Look for the word "Ἔτσι" in each line and report the count of matching lines, with nothing added.
━━━ Input material ━━━
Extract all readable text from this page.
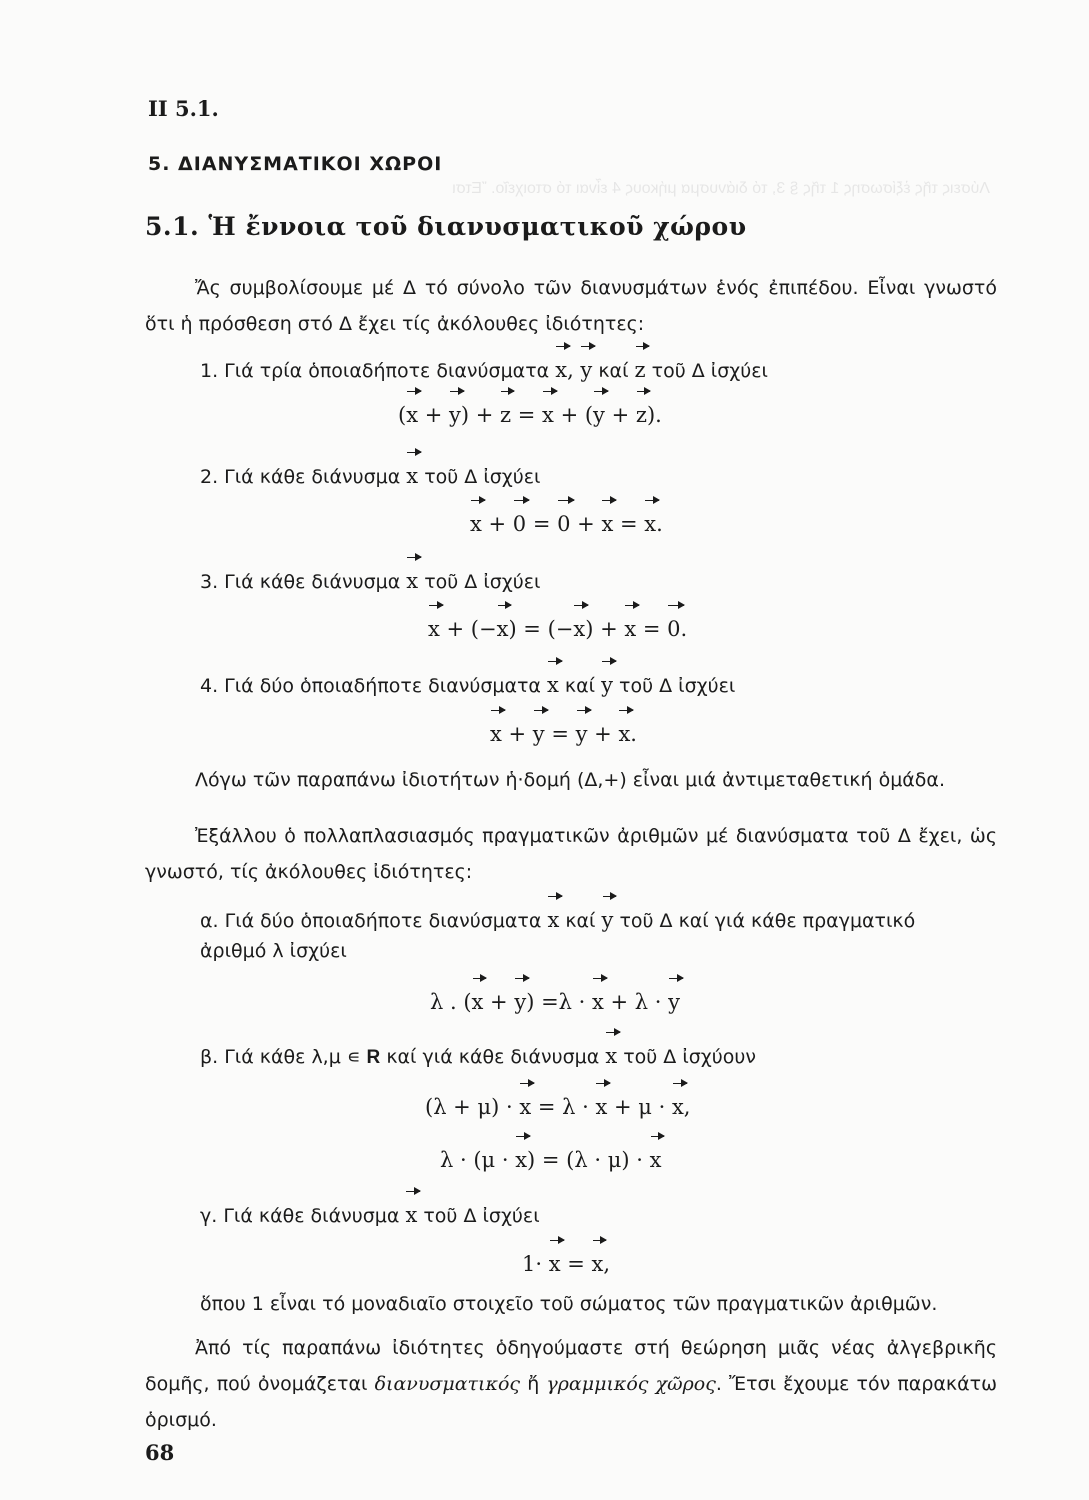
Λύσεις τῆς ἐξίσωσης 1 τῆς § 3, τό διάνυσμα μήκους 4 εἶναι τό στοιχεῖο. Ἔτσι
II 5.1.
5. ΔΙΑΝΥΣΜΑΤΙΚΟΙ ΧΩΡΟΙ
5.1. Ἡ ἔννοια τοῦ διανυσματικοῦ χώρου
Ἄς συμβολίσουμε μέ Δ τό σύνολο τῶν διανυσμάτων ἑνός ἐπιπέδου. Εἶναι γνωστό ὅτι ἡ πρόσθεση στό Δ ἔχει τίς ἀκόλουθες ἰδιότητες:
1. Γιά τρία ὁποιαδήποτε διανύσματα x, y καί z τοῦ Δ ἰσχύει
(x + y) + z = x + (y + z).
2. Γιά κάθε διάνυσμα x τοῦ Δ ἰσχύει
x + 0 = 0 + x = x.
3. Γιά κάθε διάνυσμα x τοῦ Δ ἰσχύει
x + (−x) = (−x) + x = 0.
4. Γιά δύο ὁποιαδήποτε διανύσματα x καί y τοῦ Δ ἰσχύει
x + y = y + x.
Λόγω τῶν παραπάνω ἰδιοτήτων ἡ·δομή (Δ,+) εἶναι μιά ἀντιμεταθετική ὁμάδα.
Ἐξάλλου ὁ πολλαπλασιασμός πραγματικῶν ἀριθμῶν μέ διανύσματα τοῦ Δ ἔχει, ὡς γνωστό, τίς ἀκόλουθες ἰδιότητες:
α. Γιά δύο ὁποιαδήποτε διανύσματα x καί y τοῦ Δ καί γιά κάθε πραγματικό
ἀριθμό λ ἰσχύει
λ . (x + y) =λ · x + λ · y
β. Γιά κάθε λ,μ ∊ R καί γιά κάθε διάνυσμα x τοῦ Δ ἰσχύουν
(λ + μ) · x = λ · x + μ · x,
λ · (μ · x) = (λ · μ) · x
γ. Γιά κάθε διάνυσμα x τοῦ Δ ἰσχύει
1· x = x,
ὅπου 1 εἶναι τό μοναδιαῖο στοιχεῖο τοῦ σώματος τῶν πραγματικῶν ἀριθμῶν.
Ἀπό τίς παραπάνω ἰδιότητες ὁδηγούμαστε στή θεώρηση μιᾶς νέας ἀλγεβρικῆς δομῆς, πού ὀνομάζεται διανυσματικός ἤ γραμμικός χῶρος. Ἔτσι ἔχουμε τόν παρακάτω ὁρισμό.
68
━━━
━━━ Input material ━━━
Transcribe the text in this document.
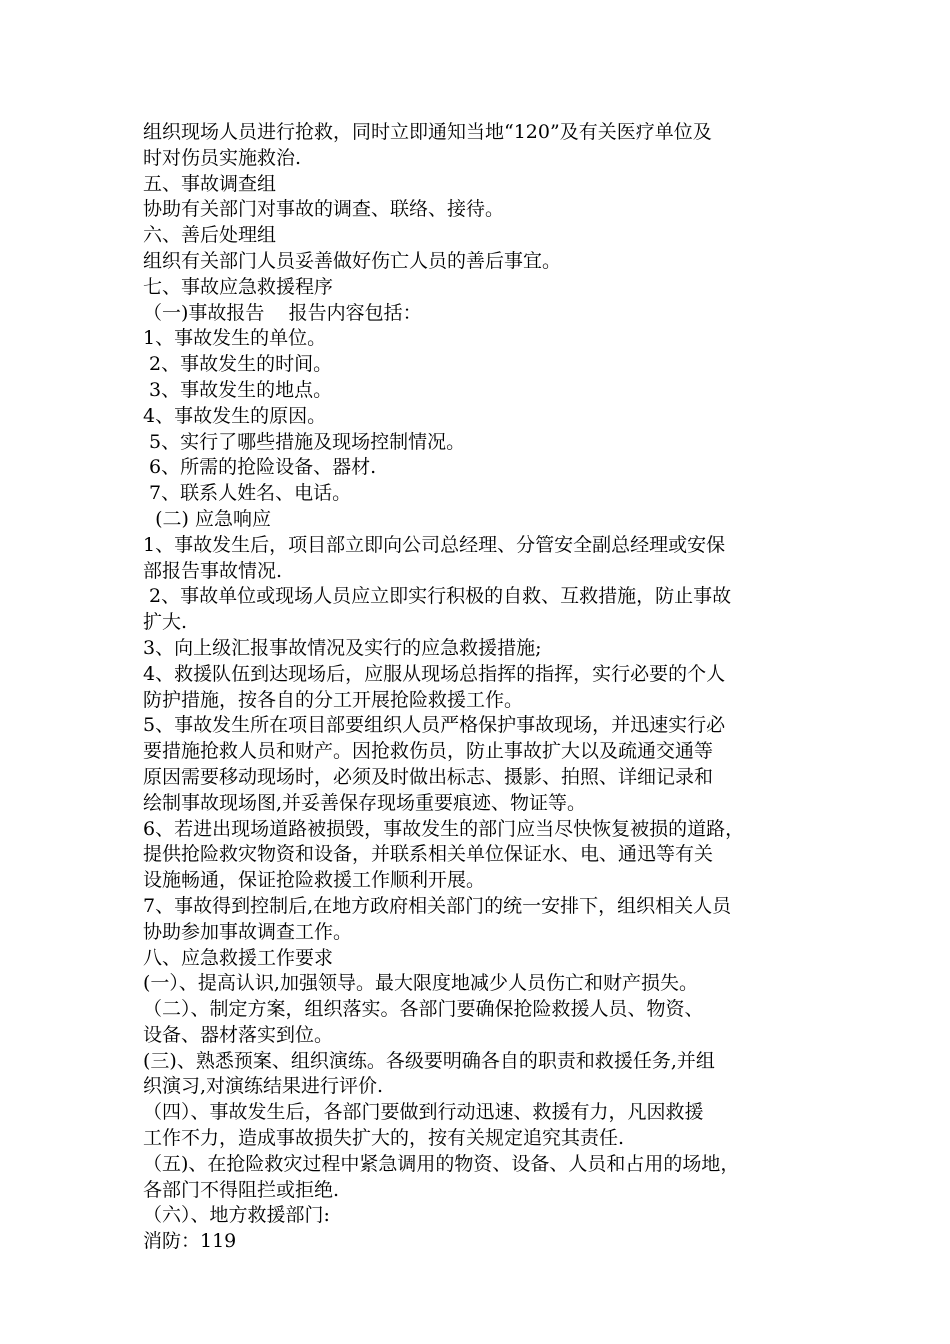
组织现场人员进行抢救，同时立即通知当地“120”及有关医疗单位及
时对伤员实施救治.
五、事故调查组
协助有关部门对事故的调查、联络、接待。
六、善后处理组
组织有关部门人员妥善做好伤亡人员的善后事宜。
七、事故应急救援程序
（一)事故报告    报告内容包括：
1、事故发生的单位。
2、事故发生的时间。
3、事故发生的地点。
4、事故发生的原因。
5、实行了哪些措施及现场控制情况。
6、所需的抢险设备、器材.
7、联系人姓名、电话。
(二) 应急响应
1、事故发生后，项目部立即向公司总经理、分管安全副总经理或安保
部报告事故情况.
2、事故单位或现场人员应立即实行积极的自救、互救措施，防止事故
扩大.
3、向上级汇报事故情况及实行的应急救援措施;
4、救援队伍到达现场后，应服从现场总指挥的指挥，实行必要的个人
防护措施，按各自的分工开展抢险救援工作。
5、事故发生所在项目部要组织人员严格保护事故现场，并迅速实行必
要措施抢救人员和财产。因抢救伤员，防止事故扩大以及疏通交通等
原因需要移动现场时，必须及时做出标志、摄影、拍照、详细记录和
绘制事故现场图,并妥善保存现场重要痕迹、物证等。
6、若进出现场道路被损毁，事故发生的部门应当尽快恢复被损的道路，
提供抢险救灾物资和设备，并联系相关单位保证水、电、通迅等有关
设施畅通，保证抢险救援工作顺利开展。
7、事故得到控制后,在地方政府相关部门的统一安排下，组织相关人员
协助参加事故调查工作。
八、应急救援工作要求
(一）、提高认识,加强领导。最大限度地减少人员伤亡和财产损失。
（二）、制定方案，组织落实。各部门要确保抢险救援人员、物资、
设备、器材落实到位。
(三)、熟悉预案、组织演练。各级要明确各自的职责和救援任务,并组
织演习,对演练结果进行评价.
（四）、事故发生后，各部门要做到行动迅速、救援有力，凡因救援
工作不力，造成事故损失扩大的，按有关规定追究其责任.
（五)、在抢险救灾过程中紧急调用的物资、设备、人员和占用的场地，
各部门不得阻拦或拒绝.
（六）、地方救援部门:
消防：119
━━━
━━━ Input material ━━━
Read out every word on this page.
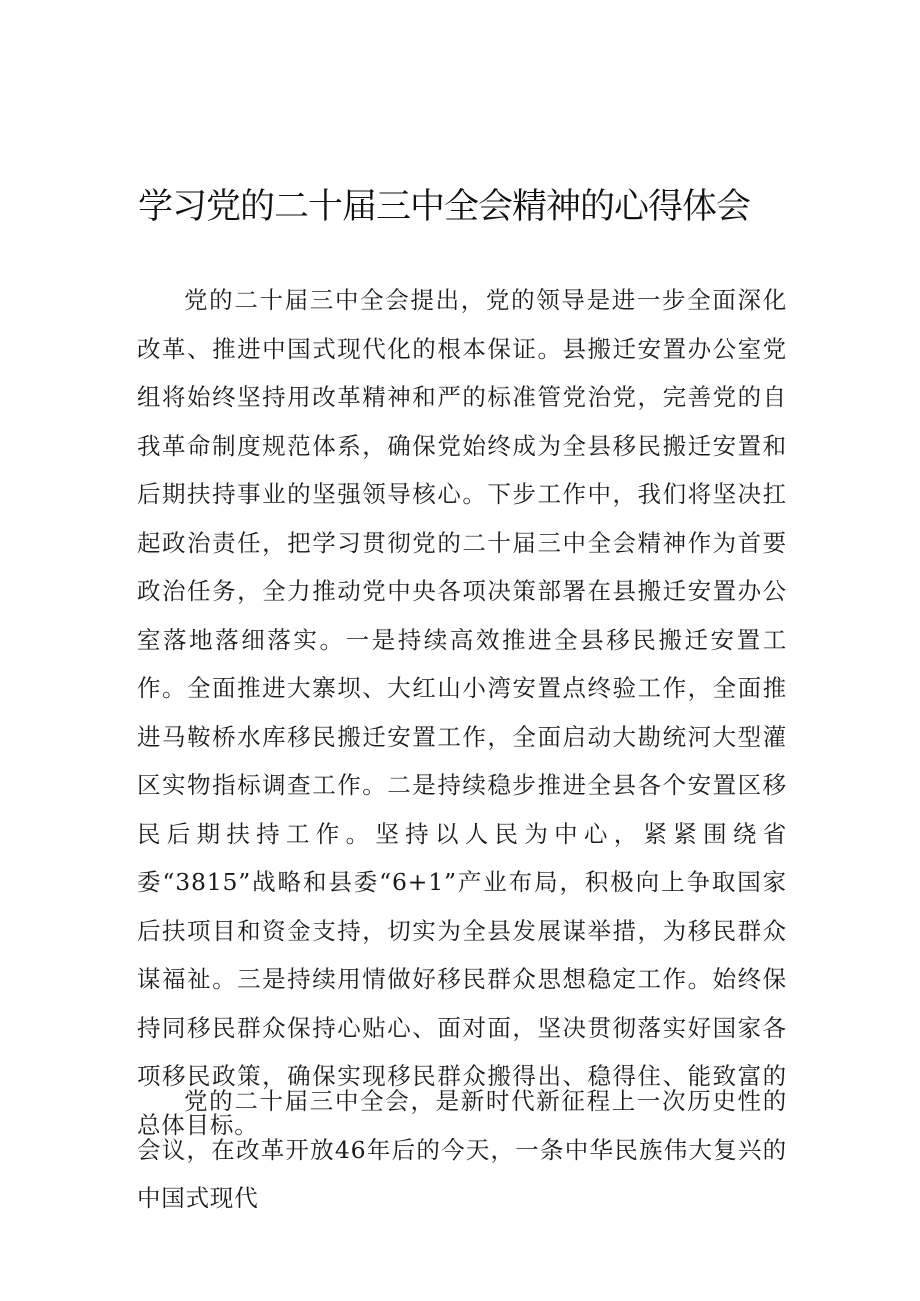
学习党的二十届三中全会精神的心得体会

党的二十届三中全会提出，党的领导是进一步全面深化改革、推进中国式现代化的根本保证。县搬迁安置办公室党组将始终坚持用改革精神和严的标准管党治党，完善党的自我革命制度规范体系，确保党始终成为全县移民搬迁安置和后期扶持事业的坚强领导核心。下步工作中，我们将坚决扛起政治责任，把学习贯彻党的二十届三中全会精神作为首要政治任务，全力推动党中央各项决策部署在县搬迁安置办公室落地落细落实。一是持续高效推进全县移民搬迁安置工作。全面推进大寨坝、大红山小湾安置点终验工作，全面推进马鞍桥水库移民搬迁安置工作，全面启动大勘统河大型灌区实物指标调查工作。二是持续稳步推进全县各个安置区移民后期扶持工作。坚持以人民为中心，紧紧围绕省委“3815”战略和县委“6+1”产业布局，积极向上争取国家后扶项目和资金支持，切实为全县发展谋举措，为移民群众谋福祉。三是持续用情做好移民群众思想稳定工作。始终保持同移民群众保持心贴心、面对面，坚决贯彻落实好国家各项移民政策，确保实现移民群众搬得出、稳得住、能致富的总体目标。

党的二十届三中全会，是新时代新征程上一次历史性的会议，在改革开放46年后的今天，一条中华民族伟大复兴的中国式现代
━━━
**Solution:**
2